» **Stated goal**: Transcribe all of the material exactly, except for its pictures.

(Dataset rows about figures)
----

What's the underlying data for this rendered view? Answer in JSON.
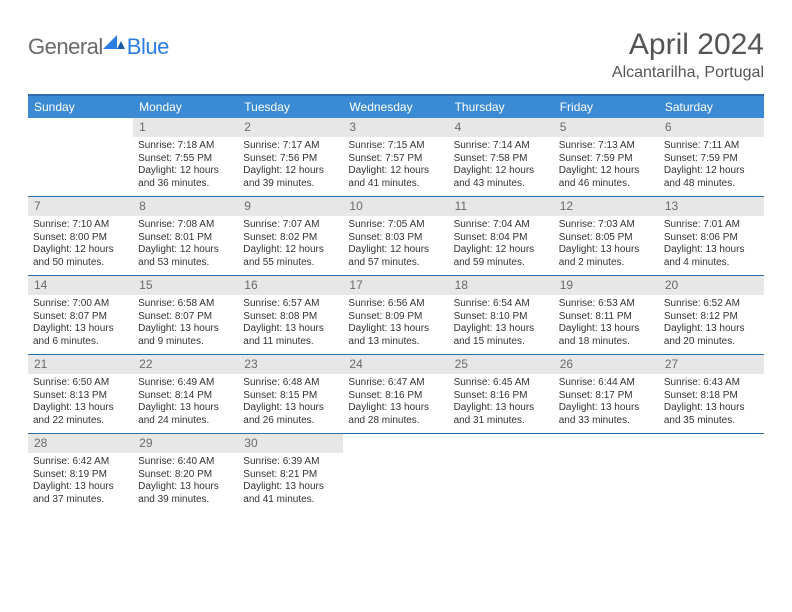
{
  "logo": {
    "part1": "General",
    "part2": "Blue"
  },
  "title": "April 2024",
  "subtitle": "Alcantarilha, Portugal",
  "colors": {
    "header_bg": "#3b8bd4",
    "rule": "#2a6fb0",
    "daybar_bg": "#e7e7e7",
    "text": "#333333",
    "logo_gray": "#6a6a6a",
    "logo_blue": "#2a7de1"
  },
  "day_names": [
    "Sunday",
    "Monday",
    "Tuesday",
    "Wednesday",
    "Thursday",
    "Friday",
    "Saturday"
  ],
  "weeks": [
    [
      null,
      {
        "n": "1",
        "sr": "Sunrise: 7:18 AM",
        "ss": "Sunset: 7:55 PM",
        "d1": "Daylight: 12 hours",
        "d2": "and 36 minutes."
      },
      {
        "n": "2",
        "sr": "Sunrise: 7:17 AM",
        "ss": "Sunset: 7:56 PM",
        "d1": "Daylight: 12 hours",
        "d2": "and 39 minutes."
      },
      {
        "n": "3",
        "sr": "Sunrise: 7:15 AM",
        "ss": "Sunset: 7:57 PM",
        "d1": "Daylight: 12 hours",
        "d2": "and 41 minutes."
      },
      {
        "n": "4",
        "sr": "Sunrise: 7:14 AM",
        "ss": "Sunset: 7:58 PM",
        "d1": "Daylight: 12 hours",
        "d2": "and 43 minutes."
      },
      {
        "n": "5",
        "sr": "Sunrise: 7:13 AM",
        "ss": "Sunset: 7:59 PM",
        "d1": "Daylight: 12 hours",
        "d2": "and 46 minutes."
      },
      {
        "n": "6",
        "sr": "Sunrise: 7:11 AM",
        "ss": "Sunset: 7:59 PM",
        "d1": "Daylight: 12 hours",
        "d2": "and 48 minutes."
      }
    ],
    [
      {
        "n": "7",
        "sr": "Sunrise: 7:10 AM",
        "ss": "Sunset: 8:00 PM",
        "d1": "Daylight: 12 hours",
        "d2": "and 50 minutes."
      },
      {
        "n": "8",
        "sr": "Sunrise: 7:08 AM",
        "ss": "Sunset: 8:01 PM",
        "d1": "Daylight: 12 hours",
        "d2": "and 53 minutes."
      },
      {
        "n": "9",
        "sr": "Sunrise: 7:07 AM",
        "ss": "Sunset: 8:02 PM",
        "d1": "Daylight: 12 hours",
        "d2": "and 55 minutes."
      },
      {
        "n": "10",
        "sr": "Sunrise: 7:05 AM",
        "ss": "Sunset: 8:03 PM",
        "d1": "Daylight: 12 hours",
        "d2": "and 57 minutes."
      },
      {
        "n": "11",
        "sr": "Sunrise: 7:04 AM",
        "ss": "Sunset: 8:04 PM",
        "d1": "Daylight: 12 hours",
        "d2": "and 59 minutes."
      },
      {
        "n": "12",
        "sr": "Sunrise: 7:03 AM",
        "ss": "Sunset: 8:05 PM",
        "d1": "Daylight: 13 hours",
        "d2": "and 2 minutes."
      },
      {
        "n": "13",
        "sr": "Sunrise: 7:01 AM",
        "ss": "Sunset: 8:06 PM",
        "d1": "Daylight: 13 hours",
        "d2": "and 4 minutes."
      }
    ],
    [
      {
        "n": "14",
        "sr": "Sunrise: 7:00 AM",
        "ss": "Sunset: 8:07 PM",
        "d1": "Daylight: 13 hours",
        "d2": "and 6 minutes."
      },
      {
        "n": "15",
        "sr": "Sunrise: 6:58 AM",
        "ss": "Sunset: 8:07 PM",
        "d1": "Daylight: 13 hours",
        "d2": "and 9 minutes."
      },
      {
        "n": "16",
        "sr": "Sunrise: 6:57 AM",
        "ss": "Sunset: 8:08 PM",
        "d1": "Daylight: 13 hours",
        "d2": "and 11 minutes."
      },
      {
        "n": "17",
        "sr": "Sunrise: 6:56 AM",
        "ss": "Sunset: 8:09 PM",
        "d1": "Daylight: 13 hours",
        "d2": "and 13 minutes."
      },
      {
        "n": "18",
        "sr": "Sunrise: 6:54 AM",
        "ss": "Sunset: 8:10 PM",
        "d1": "Daylight: 13 hours",
        "d2": "and 15 minutes."
      },
      {
        "n": "19",
        "sr": "Sunrise: 6:53 AM",
        "ss": "Sunset: 8:11 PM",
        "d1": "Daylight: 13 hours",
        "d2": "and 18 minutes."
      },
      {
        "n": "20",
        "sr": "Sunrise: 6:52 AM",
        "ss": "Sunset: 8:12 PM",
        "d1": "Daylight: 13 hours",
        "d2": "and 20 minutes."
      }
    ],
    [
      {
        "n": "21",
        "sr": "Sunrise: 6:50 AM",
        "ss": "Sunset: 8:13 PM",
        "d1": "Daylight: 13 hours",
        "d2": "and 22 minutes."
      },
      {
        "n": "22",
        "sr": "Sunrise: 6:49 AM",
        "ss": "Sunset: 8:14 PM",
        "d1": "Daylight: 13 hours",
        "d2": "and 24 minutes."
      },
      {
        "n": "23",
        "sr": "Sunrise: 6:48 AM",
        "ss": "Sunset: 8:15 PM",
        "d1": "Daylight: 13 hours",
        "d2": "and 26 minutes."
      },
      {
        "n": "24",
        "sr": "Sunrise: 6:47 AM",
        "ss": "Sunset: 8:16 PM",
        "d1": "Daylight: 13 hours",
        "d2": "and 28 minutes."
      },
      {
        "n": "25",
        "sr": "Sunrise: 6:45 AM",
        "ss": "Sunset: 8:16 PM",
        "d1": "Daylight: 13 hours",
        "d2": "and 31 minutes."
      },
      {
        "n": "26",
        "sr": "Sunrise: 6:44 AM",
        "ss": "Sunset: 8:17 PM",
        "d1": "Daylight: 13 hours",
        "d2": "and 33 minutes."
      },
      {
        "n": "27",
        "sr": "Sunrise: 6:43 AM",
        "ss": "Sunset: 8:18 PM",
        "d1": "Daylight: 13 hours",
        "d2": "and 35 minutes."
      }
    ],
    [
      {
        "n": "28",
        "sr": "Sunrise: 6:42 AM",
        "ss": "Sunset: 8:19 PM",
        "d1": "Daylight: 13 hours",
        "d2": "and 37 minutes."
      },
      {
        "n": "29",
        "sr": "Sunrise: 6:40 AM",
        "ss": "Sunset: 8:20 PM",
        "d1": "Daylight: 13 hours",
        "d2": "and 39 minutes."
      },
      {
        "n": "30",
        "sr": "Sunrise: 6:39 AM",
        "ss": "Sunset: 8:21 PM",
        "d1": "Daylight: 13 hours",
        "d2": "and 41 minutes."
      },
      null,
      null,
      null,
      null
    ]
  ]
}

----

» **Correct result**:
What's the underlying data for this rendered view? Answer in JSON.
{
  "logo": {
    "part1": "General",
    "part2": "Blue"
  },
  "title": "April 2024",
  "subtitle": "Alcantarilha, Portugal",
  "colors": {
    "header_bg": "#3b8bd4",
    "rule": "#2a6fb0",
    "daybar_bg": "#e7e7e7",
    "text": "#333333",
    "logo_gray": "#6a6a6a",
    "logo_blue": "#2a7de1"
  },
  "day_names": [
    "Sunday",
    "Monday",
    "Tuesday",
    "Wednesday",
    "Thursday",
    "Friday",
    "Saturday"
  ],
  "weeks": [
    [
      null,
      {
        "n": "1",
        "sr": "Sunrise: 7:18 AM",
        "ss": "Sunset: 7:55 PM",
        "d1": "Daylight: 12 hours",
        "d2": "and 36 minutes."
      },
      {
        "n": "2",
        "sr": "Sunrise: 7:17 AM",
        "ss": "Sunset: 7:56 PM",
        "d1": "Daylight: 12 hours",
        "d2": "and 39 minutes."
      },
      {
        "n": "3",
        "sr": "Sunrise: 7:15 AM",
        "ss": "Sunset: 7:57 PM",
        "d1": "Daylight: 12 hours",
        "d2": "and 41 minutes."
      },
      {
        "n": "4",
        "sr": "Sunrise: 7:14 AM",
        "ss": "Sunset: 7:58 PM",
        "d1": "Daylight: 12 hours",
        "d2": "and 43 minutes."
      },
      {
        "n": "5",
        "sr": "Sunrise: 7:13 AM",
        "ss": "Sunset: 7:59 PM",
        "d1": "Daylight: 12 hours",
        "d2": "and 46 minutes."
      },
      {
        "n": "6",
        "sr": "Sunrise: 7:11 AM",
        "ss": "Sunset: 7:59 PM",
        "d1": "Daylight: 12 hours",
        "d2": "and 48 minutes."
      }
    ],
    [
      {
        "n": "7",
        "sr": "Sunrise: 7:10 AM",
        "ss": "Sunset: 8:00 PM",
        "d1": "Daylight: 12 hours",
        "d2": "and 50 minutes."
      },
      {
        "n": "8",
        "sr": "Sunrise: 7:08 AM",
        "ss": "Sunset: 8:01 PM",
        "d1": "Daylight: 12 hours",
        "d2": "and 53 minutes."
      },
      {
        "n": "9",
        "sr": "Sunrise: 7:07 AM",
        "ss": "Sunset: 8:02 PM",
        "d1": "Daylight: 12 hours",
        "d2": "and 55 minutes."
      },
      {
        "n": "10",
        "sr": "Sunrise: 7:05 AM",
        "ss": "Sunset: 8:03 PM",
        "d1": "Daylight: 12 hours",
        "d2": "and 57 minutes."
      },
      {
        "n": "11",
        "sr": "Sunrise: 7:04 AM",
        "ss": "Sunset: 8:04 PM",
        "d1": "Daylight: 12 hours",
        "d2": "and 59 minutes."
      },
      {
        "n": "12",
        "sr": "Sunrise: 7:03 AM",
        "ss": "Sunset: 8:05 PM",
        "d1": "Daylight: 13 hours",
        "d2": "and 2 minutes."
      },
      {
        "n": "13",
        "sr": "Sunrise: 7:01 AM",
        "ss": "Sunset: 8:06 PM",
        "d1": "Daylight: 13 hours",
        "d2": "and 4 minutes."
      }
    ],
    [
      {
        "n": "14",
        "sr": "Sunrise: 7:00 AM",
        "ss": "Sunset: 8:07 PM",
        "d1": "Daylight: 13 hours",
        "d2": "and 6 minutes."
      },
      {
        "n": "15",
        "sr": "Sunrise: 6:58 AM",
        "ss": "Sunset: 8:07 PM",
        "d1": "Daylight: 13 hours",
        "d2": "and 9 minutes."
      },
      {
        "n": "16",
        "sr": "Sunrise: 6:57 AM",
        "ss": "Sunset: 8:08 PM",
        "d1": "Daylight: 13 hours",
        "d2": "and 11 minutes."
      },
      {
        "n": "17",
        "sr": "Sunrise: 6:56 AM",
        "ss": "Sunset: 8:09 PM",
        "d1": "Daylight: 13 hours",
        "d2": "and 13 minutes."
      },
      {
        "n": "18",
        "sr": "Sunrise: 6:54 AM",
        "ss": "Sunset: 8:10 PM",
        "d1": "Daylight: 13 hours",
        "d2": "and 15 minutes."
      },
      {
        "n": "19",
        "sr": "Sunrise: 6:53 AM",
        "ss": "Sunset: 8:11 PM",
        "d1": "Daylight: 13 hours",
        "d2": "and 18 minutes."
      },
      {
        "n": "20",
        "sr": "Sunrise: 6:52 AM",
        "ss": "Sunset: 8:12 PM",
        "d1": "Daylight: 13 hours",
        "d2": "and 20 minutes."
      }
    ],
    [
      {
        "n": "21",
        "sr": "Sunrise: 6:50 AM",
        "ss": "Sunset: 8:13 PM",
        "d1": "Daylight: 13 hours",
        "d2": "and 22 minutes."
      },
      {
        "n": "22",
        "sr": "Sunrise: 6:49 AM",
        "ss": "Sunset: 8:14 PM",
        "d1": "Daylight: 13 hours",
        "d2": "and 24 minutes."
      },
      {
        "n": "23",
        "sr": "Sunrise: 6:48 AM",
        "ss": "Sunset: 8:15 PM",
        "d1": "Daylight: 13 hours",
        "d2": "and 26 minutes."
      },
      {
        "n": "24",
        "sr": "Sunrise: 6:47 AM",
        "ss": "Sunset: 8:16 PM",
        "d1": "Daylight: 13 hours",
        "d2": "and 28 minutes."
      },
      {
        "n": "25",
        "sr": "Sunrise: 6:45 AM",
        "ss": "Sunset: 8:16 PM",
        "d1": "Daylight: 13 hours",
        "d2": "and 31 minutes."
      },
      {
        "n": "26",
        "sr": "Sunrise: 6:44 AM",
        "ss": "Sunset: 8:17 PM",
        "d1": "Daylight: 13 hours",
        "d2": "and 33 minutes."
      },
      {
        "n": "27",
        "sr": "Sunrise: 6:43 AM",
        "ss": "Sunset: 8:18 PM",
        "d1": "Daylight: 13 hours",
        "d2": "and 35 minutes."
      }
    ],
    [
      {
        "n": "28",
        "sr": "Sunrise: 6:42 AM",
        "ss": "Sunset: 8:19 PM",
        "d1": "Daylight: 13 hours",
        "d2": "and 37 minutes."
      },
      {
        "n": "29",
        "sr": "Sunrise: 6:40 AM",
        "ss": "Sunset: 8:20 PM",
        "d1": "Daylight: 13 hours",
        "d2": "and 39 minutes."
      },
      {
        "n": "30",
        "sr": "Sunrise: 6:39 AM",
        "ss": "Sunset: 8:21 PM",
        "d1": "Daylight: 13 hours",
        "d2": "and 41 minutes."
      },
      null,
      null,
      null,
      null
    ]
  ]
}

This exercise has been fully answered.